- **Task directions**
Your task is to output all the records below, word for word.

# Dataset records start

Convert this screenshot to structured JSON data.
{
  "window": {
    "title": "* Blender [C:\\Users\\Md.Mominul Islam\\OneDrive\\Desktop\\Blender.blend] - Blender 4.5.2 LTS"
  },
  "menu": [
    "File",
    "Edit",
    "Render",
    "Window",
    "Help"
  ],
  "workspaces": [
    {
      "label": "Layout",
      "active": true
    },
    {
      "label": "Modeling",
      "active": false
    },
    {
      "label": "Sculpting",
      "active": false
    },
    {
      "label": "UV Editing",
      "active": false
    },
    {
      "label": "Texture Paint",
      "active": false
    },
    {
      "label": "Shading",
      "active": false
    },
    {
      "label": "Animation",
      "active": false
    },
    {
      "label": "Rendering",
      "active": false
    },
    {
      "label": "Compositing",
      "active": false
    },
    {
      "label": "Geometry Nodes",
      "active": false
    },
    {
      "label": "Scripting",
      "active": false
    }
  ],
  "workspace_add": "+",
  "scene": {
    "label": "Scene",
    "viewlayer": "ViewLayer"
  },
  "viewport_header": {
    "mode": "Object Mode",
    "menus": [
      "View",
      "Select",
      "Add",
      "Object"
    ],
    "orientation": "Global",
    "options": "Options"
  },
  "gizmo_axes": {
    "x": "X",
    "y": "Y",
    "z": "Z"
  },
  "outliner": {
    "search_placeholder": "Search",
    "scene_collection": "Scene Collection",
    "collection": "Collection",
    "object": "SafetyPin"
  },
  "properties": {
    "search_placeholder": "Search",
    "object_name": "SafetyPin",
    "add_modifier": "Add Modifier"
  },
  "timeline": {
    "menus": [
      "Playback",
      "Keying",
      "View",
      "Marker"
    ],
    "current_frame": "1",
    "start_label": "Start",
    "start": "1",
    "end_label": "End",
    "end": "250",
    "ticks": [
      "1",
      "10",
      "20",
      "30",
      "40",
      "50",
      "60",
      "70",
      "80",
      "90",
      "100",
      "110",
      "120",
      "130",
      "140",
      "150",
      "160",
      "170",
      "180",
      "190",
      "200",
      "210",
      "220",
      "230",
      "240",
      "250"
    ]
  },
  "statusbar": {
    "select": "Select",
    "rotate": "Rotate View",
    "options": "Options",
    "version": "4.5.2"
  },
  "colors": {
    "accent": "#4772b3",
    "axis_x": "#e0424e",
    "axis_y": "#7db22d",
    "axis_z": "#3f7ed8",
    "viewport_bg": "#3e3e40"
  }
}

# Dataset records end

- **Correct answer**
Convert this screenshot to structured JSON data.
{
  "window": {
    "title": "* Blender [C:\\Users\\Md.Mominul Islam\\OneDrive\\Desktop\\Blender.blend] - Blender 4.5.2 LTS"
  },
  "menu": [
    "File",
    "Edit",
    "Render",
    "Window",
    "Help"
  ],
  "workspaces": [
    {
      "label": "Layout",
      "active": true
    },
    {
      "label": "Modeling",
      "active": false
    },
    {
      "label": "Sculpting",
      "active": false
    },
    {
      "label": "UV Editing",
      "active": false
    },
    {
      "label": "Texture Paint",
      "active": false
    },
    {
      "label": "Shading",
      "active": false
    },
    {
      "label": "Animation",
      "active": false
    },
    {
      "label": "Rendering",
      "active": false
    },
    {
      "label": "Compositing",
      "active": false
    },
    {
      "label": "Geometry Nodes",
      "active": false
    },
    {
      "label": "Scripting",
      "active": false
    }
  ],
  "workspace_add": "+",
  "scene": {
    "label": "Scene",
    "viewlayer": "ViewLayer"
  },
  "viewport_header": {
    "mode": "Object Mode",
    "menus": [
      "View",
      "Select",
      "Add",
      "Object"
    ],
    "orientation": "Global",
    "options": "Options"
  },
  "gizmo_axes": {
    "x": "X",
    "y": "Y",
    "z": "Z"
  },
  "outliner": {
    "search_placeholder": "Search",
    "scene_collection": "Scene Collection",
    "collection": "Collection",
    "object": "SafetyPin"
  },
  "properties": {
    "search_placeholder": "Search",
    "object_name": "SafetyPin",
    "add_modifier": "Add Modifier"
  },
  "timeline": {
    "menus": [
      "Playback",
      "Keying",
      "View",
      "Marker"
    ],
    "current_frame": "1",
    "start_label": "Start",
    "start": "1",
    "end_label": "End",
    "end": "250",
    "ticks": [
      "1",
      "10",
      "20",
      "30",
      "40",
      "50",
      "60",
      "70",
      "80",
      "90",
      "100",
      "110",
      "120",
      "130",
      "140",
      "150",
      "160",
      "170",
      "180",
      "190",
      "200",
      "210",
      "220",
      "230",
      "240",
      "250"
    ]
  },
  "statusbar": {
    "select": "Select",
    "rotate": "Rotate View",
    "options": "Options",
    "version": "4.5.2"
  },
  "colors": {
    "accent": "#4772b3",
    "axis_x": "#e0424e",
    "axis_y": "#7db22d",
    "axis_z": "#3f7ed8",
    "viewport_bg": "#3e3e40"
  }
}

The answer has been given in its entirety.